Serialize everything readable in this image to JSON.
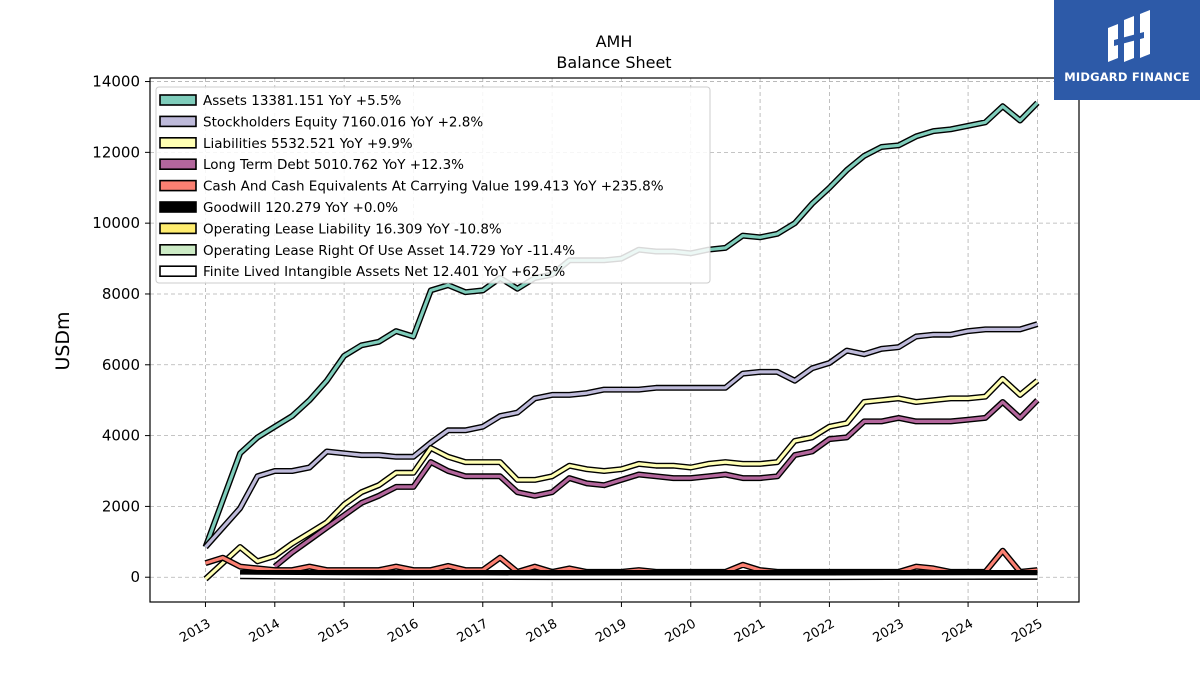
{
  "chart_data": {
    "type": "line",
    "title": "AMH",
    "subtitle": "Balance  Sheet",
    "ylabel": "USDm",
    "xlabel": "",
    "ylim": [
      -700,
      14100
    ],
    "xlim": [
      2012.2,
      2025.6
    ],
    "yticks": [
      0,
      2000,
      4000,
      6000,
      8000,
      10000,
      12000,
      14000
    ],
    "xticks": [
      2013,
      2014,
      2015,
      2016,
      2017,
      2018,
      2019,
      2020,
      2021,
      2022,
      2023,
      2024,
      2025
    ],
    "grid": true,
    "legend_position": "top-left",
    "series": [
      {
        "name": "Assets",
        "legend": "Assets  13381.151 YoY +5.5%",
        "color": "#7fcdbb",
        "x": [
          2013.0,
          2013.5,
          2013.75,
          2014.0,
          2014.25,
          2014.5,
          2014.75,
          2015.0,
          2015.25,
          2015.5,
          2015.75,
          2016.0,
          2016.25,
          2016.5,
          2016.75,
          2017.0,
          2017.25,
          2017.5,
          2017.75,
          2018.0,
          2018.25,
          2018.5,
          2018.75,
          2019.0,
          2019.25,
          2019.5,
          2019.75,
          2020.0,
          2020.25,
          2020.5,
          2020.75,
          2021.0,
          2021.25,
          2021.5,
          2021.75,
          2022.0,
          2022.25,
          2022.5,
          2022.75,
          2023.0,
          2023.25,
          2023.5,
          2023.75,
          2024.0,
          2024.25,
          2024.5,
          2024.75,
          2025.0
        ],
        "values": [
          850,
          3500,
          3950,
          4250,
          4550,
          5000,
          5550,
          6250,
          6550,
          6650,
          6950,
          6800,
          8100,
          8250,
          8050,
          8100,
          8450,
          8150,
          8450,
          8550,
          8950,
          8950,
          8950,
          9000,
          9250,
          9200,
          9200,
          9150,
          9250,
          9300,
          9650,
          9600,
          9700,
          10000,
          10550,
          11000,
          11500,
          11900,
          12150,
          12200,
          12450,
          12600,
          12650,
          12750,
          12850,
          13300,
          12900,
          13400
        ]
      },
      {
        "name": "Stockholders Equity",
        "legend": "Stockholders Equity  7160.016 YoY +2.8%",
        "color": "#bebada",
        "x": [
          2013.0,
          2013.5,
          2013.75,
          2014.0,
          2014.25,
          2014.5,
          2014.75,
          2015.0,
          2015.25,
          2015.5,
          2015.75,
          2016.0,
          2016.25,
          2016.5,
          2016.75,
          2017.0,
          2017.25,
          2017.5,
          2017.75,
          2018.0,
          2018.25,
          2018.5,
          2018.75,
          2019.0,
          2019.25,
          2019.5,
          2019.75,
          2020.0,
          2020.25,
          2020.5,
          2020.75,
          2021.0,
          2021.25,
          2021.5,
          2021.75,
          2022.0,
          2022.25,
          2022.5,
          2022.75,
          2023.0,
          2023.25,
          2023.5,
          2023.75,
          2024.0,
          2024.25,
          2024.5,
          2024.75,
          2025.0
        ],
        "values": [
          850,
          1950,
          2850,
          3000,
          3000,
          3100,
          3550,
          3500,
          3450,
          3450,
          3400,
          3400,
          3800,
          4150,
          4150,
          4250,
          4550,
          4650,
          5050,
          5150,
          5150,
          5200,
          5300,
          5300,
          5300,
          5350,
          5350,
          5350,
          5350,
          5350,
          5750,
          5800,
          5800,
          5550,
          5900,
          6050,
          6400,
          6300,
          6450,
          6500,
          6800,
          6850,
          6850,
          6950,
          7000,
          7000,
          7000,
          7150
        ]
      },
      {
        "name": "Liabilities",
        "legend": "Liabilities  5532.521 YoY +9.9%",
        "color": "#ffffb3",
        "x": [
          2013.0,
          2013.5,
          2013.75,
          2014.0,
          2014.25,
          2014.5,
          2014.75,
          2015.0,
          2015.25,
          2015.5,
          2015.75,
          2016.0,
          2016.25,
          2016.5,
          2016.75,
          2017.0,
          2017.25,
          2017.5,
          2017.75,
          2018.0,
          2018.25,
          2018.5,
          2018.75,
          2019.0,
          2019.25,
          2019.5,
          2019.75,
          2020.0,
          2020.25,
          2020.5,
          2020.75,
          2021.0,
          2021.25,
          2021.5,
          2021.75,
          2022.0,
          2022.25,
          2022.5,
          2022.75,
          2023.0,
          2023.25,
          2023.5,
          2023.75,
          2024.0,
          2024.25,
          2024.5,
          2024.75,
          2025.0
        ],
        "values": [
          -50,
          850,
          450,
          600,
          950,
          1250,
          1550,
          2050,
          2400,
          2600,
          2950,
          2950,
          3650,
          3400,
          3250,
          3250,
          3250,
          2750,
          2750,
          2850,
          3150,
          3050,
          3000,
          3050,
          3200,
          3150,
          3150,
          3100,
          3200,
          3250,
          3200,
          3200,
          3250,
          3850,
          3950,
          4250,
          4350,
          4950,
          5000,
          5050,
          4950,
          5000,
          5050,
          5050,
          5100,
          5600,
          5150,
          5550
        ]
      },
      {
        "name": "Long Term Debt",
        "legend": "Long Term Debt  5010.762 YoY +12.3%",
        "color": "#b3669c",
        "x": [
          2013.0,
          2013.5,
          2013.75,
          2014.0,
          2014.25,
          2014.5,
          2014.75,
          2015.0,
          2015.25,
          2015.5,
          2015.75,
          2016.0,
          2016.25,
          2016.5,
          2016.75,
          2017.0,
          2017.25,
          2017.5,
          2017.75,
          2018.0,
          2018.25,
          2018.5,
          2018.75,
          2019.0,
          2019.25,
          2019.5,
          2019.75,
          2020.0,
          2020.25,
          2020.5,
          2020.75,
          2021.0,
          2021.25,
          2021.5,
          2021.75,
          2022.0,
          2022.25,
          2022.5,
          2022.75,
          2023.0,
          2023.25,
          2023.5,
          2023.75,
          2024.0,
          2024.25,
          2024.5,
          2024.75,
          2025.0
        ],
        "values": [
          null,
          null,
          null,
          300,
          700,
          1050,
          1400,
          1750,
          2100,
          2300,
          2550,
          2550,
          3250,
          3000,
          2850,
          2850,
          2850,
          2400,
          2300,
          2400,
          2800,
          2650,
          2600,
          2750,
          2900,
          2850,
          2800,
          2800,
          2850,
          2900,
          2800,
          2800,
          2850,
          3450,
          3550,
          3900,
          3950,
          4400,
          4400,
          4500,
          4400,
          4400,
          4400,
          4450,
          4500,
          4950,
          4500,
          5000
        ]
      },
      {
        "name": "Cash And Cash Equivalents At Carrying Value",
        "legend": "Cash And Cash Equivalents At Carrying Value  199.413 YoY +235.8%",
        "color": "#fb8072",
        "x": [
          2013.0,
          2013.25,
          2013.5,
          2013.75,
          2014.0,
          2014.25,
          2014.5,
          2014.75,
          2015.0,
          2015.25,
          2015.5,
          2015.75,
          2016.0,
          2016.25,
          2016.5,
          2016.75,
          2017.0,
          2017.25,
          2017.5,
          2017.75,
          2018.0,
          2018.25,
          2018.5,
          2018.75,
          2019.0,
          2019.25,
          2019.5,
          2019.75,
          2020.0,
          2020.25,
          2020.5,
          2020.75,
          2021.0,
          2021.25,
          2021.5,
          2021.75,
          2022.0,
          2022.25,
          2022.5,
          2022.75,
          2023.0,
          2023.25,
          2023.5,
          2023.75,
          2024.0,
          2024.25,
          2024.5,
          2024.75,
          2025.0
        ],
        "values": [
          400,
          550,
          300,
          250,
          200,
          200,
          300,
          200,
          200,
          200,
          200,
          300,
          200,
          200,
          320,
          200,
          200,
          550,
          150,
          300,
          150,
          250,
          150,
          150,
          150,
          200,
          150,
          150,
          150,
          150,
          150,
          350,
          200,
          150,
          150,
          150,
          150,
          150,
          150,
          150,
          150,
          300,
          250,
          150,
          150,
          150,
          750,
          150,
          200
        ]
      },
      {
        "name": "Goodwill",
        "legend": "Goodwill  120.279 YoY +0.0%",
        "color": "#000000",
        "x": [
          2013.5,
          2014.0,
          2015.0,
          2016.0,
          2017.0,
          2018.0,
          2019.0,
          2020.0,
          2021.0,
          2022.0,
          2023.0,
          2024.0,
          2025.0
        ],
        "values": [
          120,
          120,
          120,
          120,
          120,
          120,
          120,
          120,
          120,
          120,
          120,
          120,
          120
        ]
      },
      {
        "name": "Operating Lease Liability",
        "legend": "Operating Lease Liability  16.309 YoY -10.8%",
        "color": "#ffed6f",
        "x": [
          2019.0,
          2020.0,
          2021.0,
          2022.0,
          2023.0,
          2024.0,
          2025.0
        ],
        "values": [
          25,
          22,
          21,
          20,
          19,
          18,
          16
        ]
      },
      {
        "name": "Operating Lease Right Of Use Asset",
        "legend": "Operating Lease Right Of Use Asset  14.729 YoY -11.4%",
        "color": "#ccebc5",
        "x": [
          2019.0,
          2020.0,
          2021.0,
          2022.0,
          2023.0,
          2024.0,
          2025.0
        ],
        "values": [
          23,
          20,
          19,
          18,
          17,
          16,
          15
        ]
      },
      {
        "name": "Finite Lived Intangible Assets Net",
        "legend": "Finite Lived Intangible Assets Net  12.401 YoY +62.5%",
        "color": "#ffffff",
        "x": [
          2013.5,
          2014.0,
          2015.0,
          2016.0,
          2017.0,
          2018.0,
          2019.0,
          2020.0,
          2021.0,
          2022.0,
          2023.0,
          2024.0,
          2025.0
        ],
        "values": [
          30,
          20,
          10,
          5,
          5,
          3,
          3,
          3,
          3,
          3,
          5,
          8,
          12
        ]
      }
    ]
  },
  "logo": {
    "brand": "MIDGARD FINANCE",
    "background": "#2d5aa8",
    "text_color": "#ffffff"
  }
}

##########

* The task
Work out how many lines in the records above hold the string "Liability", then give only that count.

* Response
2